— begin Entries provided —

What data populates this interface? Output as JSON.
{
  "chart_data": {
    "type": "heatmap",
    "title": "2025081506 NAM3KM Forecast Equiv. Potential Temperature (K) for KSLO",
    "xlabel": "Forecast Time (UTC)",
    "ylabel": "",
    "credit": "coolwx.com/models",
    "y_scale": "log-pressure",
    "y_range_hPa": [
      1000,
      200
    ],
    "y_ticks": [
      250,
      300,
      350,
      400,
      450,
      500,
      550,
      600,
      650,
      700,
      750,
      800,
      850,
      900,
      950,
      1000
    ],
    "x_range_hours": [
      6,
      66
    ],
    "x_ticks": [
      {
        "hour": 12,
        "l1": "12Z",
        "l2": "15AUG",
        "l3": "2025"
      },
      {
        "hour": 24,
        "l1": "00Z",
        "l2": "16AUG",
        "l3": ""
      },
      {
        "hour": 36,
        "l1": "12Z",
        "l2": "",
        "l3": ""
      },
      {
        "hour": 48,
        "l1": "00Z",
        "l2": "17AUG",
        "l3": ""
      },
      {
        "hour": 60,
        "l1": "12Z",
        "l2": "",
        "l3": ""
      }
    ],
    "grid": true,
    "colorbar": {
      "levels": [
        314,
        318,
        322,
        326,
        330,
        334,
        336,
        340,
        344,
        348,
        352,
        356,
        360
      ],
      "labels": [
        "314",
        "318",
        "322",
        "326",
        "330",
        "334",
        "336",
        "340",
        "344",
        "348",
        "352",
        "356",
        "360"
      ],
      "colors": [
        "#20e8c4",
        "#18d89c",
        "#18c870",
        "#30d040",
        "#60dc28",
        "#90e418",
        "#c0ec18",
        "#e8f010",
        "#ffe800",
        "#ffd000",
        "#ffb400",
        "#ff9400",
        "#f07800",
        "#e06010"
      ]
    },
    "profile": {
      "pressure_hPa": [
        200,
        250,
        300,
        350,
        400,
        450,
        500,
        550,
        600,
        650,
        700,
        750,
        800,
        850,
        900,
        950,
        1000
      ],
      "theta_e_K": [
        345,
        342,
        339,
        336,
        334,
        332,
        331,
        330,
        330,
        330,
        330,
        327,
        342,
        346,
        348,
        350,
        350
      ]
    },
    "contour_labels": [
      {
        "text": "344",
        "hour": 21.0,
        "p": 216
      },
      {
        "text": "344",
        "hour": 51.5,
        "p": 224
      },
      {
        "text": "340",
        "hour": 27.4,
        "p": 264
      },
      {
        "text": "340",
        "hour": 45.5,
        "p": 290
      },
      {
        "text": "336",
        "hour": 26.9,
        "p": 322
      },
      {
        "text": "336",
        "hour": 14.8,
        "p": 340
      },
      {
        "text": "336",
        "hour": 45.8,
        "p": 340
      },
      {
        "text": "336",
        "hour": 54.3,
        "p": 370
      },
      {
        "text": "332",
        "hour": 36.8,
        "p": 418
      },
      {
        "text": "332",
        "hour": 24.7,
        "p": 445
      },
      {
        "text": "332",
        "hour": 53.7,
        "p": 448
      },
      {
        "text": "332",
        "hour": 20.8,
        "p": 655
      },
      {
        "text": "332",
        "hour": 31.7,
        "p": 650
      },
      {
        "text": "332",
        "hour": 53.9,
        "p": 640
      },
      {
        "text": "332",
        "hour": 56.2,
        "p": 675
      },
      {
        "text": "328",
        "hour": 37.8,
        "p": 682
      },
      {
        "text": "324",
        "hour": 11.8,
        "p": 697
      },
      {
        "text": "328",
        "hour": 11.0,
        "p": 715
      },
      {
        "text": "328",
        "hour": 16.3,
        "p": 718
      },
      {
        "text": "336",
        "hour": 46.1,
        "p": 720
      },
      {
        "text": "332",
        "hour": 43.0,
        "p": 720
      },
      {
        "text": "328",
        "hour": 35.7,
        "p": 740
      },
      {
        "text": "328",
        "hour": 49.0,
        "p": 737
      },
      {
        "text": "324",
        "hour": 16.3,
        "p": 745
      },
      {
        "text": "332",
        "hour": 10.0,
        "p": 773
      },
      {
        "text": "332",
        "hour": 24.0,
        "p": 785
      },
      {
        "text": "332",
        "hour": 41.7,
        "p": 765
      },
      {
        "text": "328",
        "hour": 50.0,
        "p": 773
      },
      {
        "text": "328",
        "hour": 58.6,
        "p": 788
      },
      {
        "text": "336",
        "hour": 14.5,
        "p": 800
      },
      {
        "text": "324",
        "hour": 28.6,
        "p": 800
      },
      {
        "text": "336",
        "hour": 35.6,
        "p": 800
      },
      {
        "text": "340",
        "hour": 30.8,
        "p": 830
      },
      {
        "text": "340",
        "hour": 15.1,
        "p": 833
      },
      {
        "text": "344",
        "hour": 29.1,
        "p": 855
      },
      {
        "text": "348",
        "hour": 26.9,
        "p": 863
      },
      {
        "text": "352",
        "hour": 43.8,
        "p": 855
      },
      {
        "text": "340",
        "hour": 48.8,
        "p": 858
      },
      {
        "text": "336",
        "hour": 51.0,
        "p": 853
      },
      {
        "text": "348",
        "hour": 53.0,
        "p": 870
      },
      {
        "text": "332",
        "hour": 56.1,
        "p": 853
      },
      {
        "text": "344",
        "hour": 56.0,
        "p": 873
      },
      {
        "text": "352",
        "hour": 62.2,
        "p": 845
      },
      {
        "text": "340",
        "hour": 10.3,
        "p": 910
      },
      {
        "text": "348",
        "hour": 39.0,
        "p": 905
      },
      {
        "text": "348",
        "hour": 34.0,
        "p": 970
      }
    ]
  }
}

— end Entries provided —

#### Exercise aim:
Transcribe the full listing above without leaving anything out.

#### Task answer:
What data populates this interface? Output as JSON.
{
  "chart_data": {
    "type": "heatmap",
    "title": "2025081506 NAM3KM Forecast Equiv. Potential Temperature (K) for KSLO",
    "xlabel": "Forecast Time (UTC)",
    "ylabel": "",
    "credit": "coolwx.com/models",
    "y_scale": "log-pressure",
    "y_range_hPa": [
      1000,
      200
    ],
    "y_ticks": [
      250,
      300,
      350,
      400,
      450,
      500,
      550,
      600,
      650,
      700,
      750,
      800,
      850,
      900,
      950,
      1000
    ],
    "x_range_hours": [
      6,
      66
    ],
    "x_ticks": [
      {
        "hour": 12,
        "l1": "12Z",
        "l2": "15AUG",
        "l3": "2025"
      },
      {
        "hour": 24,
        "l1": "00Z",
        "l2": "16AUG",
        "l3": ""
      },
      {
        "hour": 36,
        "l1": "12Z",
        "l2": "",
        "l3": ""
      },
      {
        "hour": 48,
        "l1": "00Z",
        "l2": "17AUG",
        "l3": ""
      },
      {
        "hour": 60,
        "l1": "12Z",
        "l2": "",
        "l3": ""
      }
    ],
    "grid": true,
    "colorbar": {
      "levels": [
        314,
        318,
        322,
        326,
        330,
        334,
        336,
        340,
        344,
        348,
        352,
        356,
        360
      ],
      "labels": [
        "314",
        "318",
        "322",
        "326",
        "330",
        "334",
        "336",
        "340",
        "344",
        "348",
        "352",
        "356",
        "360"
      ],
      "colors": [
        "#20e8c4",
        "#18d89c",
        "#18c870",
        "#30d040",
        "#60dc28",
        "#90e418",
        "#c0ec18",
        "#e8f010",
        "#ffe800",
        "#ffd000",
        "#ffb400",
        "#ff9400",
        "#f07800",
        "#e06010"
      ]
    },
    "profile": {
      "pressure_hPa": [
        200,
        250,
        300,
        350,
        400,
        450,
        500,
        550,
        600,
        650,
        700,
        750,
        800,
        850,
        900,
        950,
        1000
      ],
      "theta_e_K": [
        345,
        342,
        339,
        336,
        334,
        332,
        331,
        330,
        330,
        330,
        330,
        327,
        342,
        346,
        348,
        350,
        350
      ]
    },
    "contour_labels": [
      {
        "text": "344",
        "hour": 21.0,
        "p": 216
      },
      {
        "text": "344",
        "hour": 51.5,
        "p": 224
      },
      {
        "text": "340",
        "hour": 27.4,
        "p": 264
      },
      {
        "text": "340",
        "hour": 45.5,
        "p": 290
      },
      {
        "text": "336",
        "hour": 26.9,
        "p": 322
      },
      {
        "text": "336",
        "hour": 14.8,
        "p": 340
      },
      {
        "text": "336",
        "hour": 45.8,
        "p": 340
      },
      {
        "text": "336",
        "hour": 54.3,
        "p": 370
      },
      {
        "text": "332",
        "hour": 36.8,
        "p": 418
      },
      {
        "text": "332",
        "hour": 24.7,
        "p": 445
      },
      {
        "text": "332",
        "hour": 53.7,
        "p": 448
      },
      {
        "text": "332",
        "hour": 20.8,
        "p": 655
      },
      {
        "text": "332",
        "hour": 31.7,
        "p": 650
      },
      {
        "text": "332",
        "hour": 53.9,
        "p": 640
      },
      {
        "text": "332",
        "hour": 56.2,
        "p": 675
      },
      {
        "text": "328",
        "hour": 37.8,
        "p": 682
      },
      {
        "text": "324",
        "hour": 11.8,
        "p": 697
      },
      {
        "text": "328",
        "hour": 11.0,
        "p": 715
      },
      {
        "text": "328",
        "hour": 16.3,
        "p": 718
      },
      {
        "text": "336",
        "hour": 46.1,
        "p": 720
      },
      {
        "text": "332",
        "hour": 43.0,
        "p": 720
      },
      {
        "text": "328",
        "hour": 35.7,
        "p": 740
      },
      {
        "text": "328",
        "hour": 49.0,
        "p": 737
      },
      {
        "text": "324",
        "hour": 16.3,
        "p": 745
      },
      {
        "text": "332",
        "hour": 10.0,
        "p": 773
      },
      {
        "text": "332",
        "hour": 24.0,
        "p": 785
      },
      {
        "text": "332",
        "hour": 41.7,
        "p": 765
      },
      {
        "text": "328",
        "hour": 50.0,
        "p": 773
      },
      {
        "text": "328",
        "hour": 58.6,
        "p": 788
      },
      {
        "text": "336",
        "hour": 14.5,
        "p": 800
      },
      {
        "text": "324",
        "hour": 28.6,
        "p": 800
      },
      {
        "text": "336",
        "hour": 35.6,
        "p": 800
      },
      {
        "text": "340",
        "hour": 30.8,
        "p": 830
      },
      {
        "text": "340",
        "hour": 15.1,
        "p": 833
      },
      {
        "text": "344",
        "hour": 29.1,
        "p": 855
      },
      {
        "text": "348",
        "hour": 26.9,
        "p": 863
      },
      {
        "text": "352",
        "hour": 43.8,
        "p": 855
      },
      {
        "text": "340",
        "hour": 48.8,
        "p": 858
      },
      {
        "text": "336",
        "hour": 51.0,
        "p": 853
      },
      {
        "text": "348",
        "hour": 53.0,
        "p": 870
      },
      {
        "text": "332",
        "hour": 56.1,
        "p": 853
      },
      {
        "text": "344",
        "hour": 56.0,
        "p": 873
      },
      {
        "text": "352",
        "hour": 62.2,
        "p": 845
      },
      {
        "text": "340",
        "hour": 10.3,
        "p": 910
      },
      {
        "text": "348",
        "hour": 39.0,
        "p": 905
      },
      {
        "text": "348",
        "hour": 34.0,
        "p": 970
      }
    ]
  }
}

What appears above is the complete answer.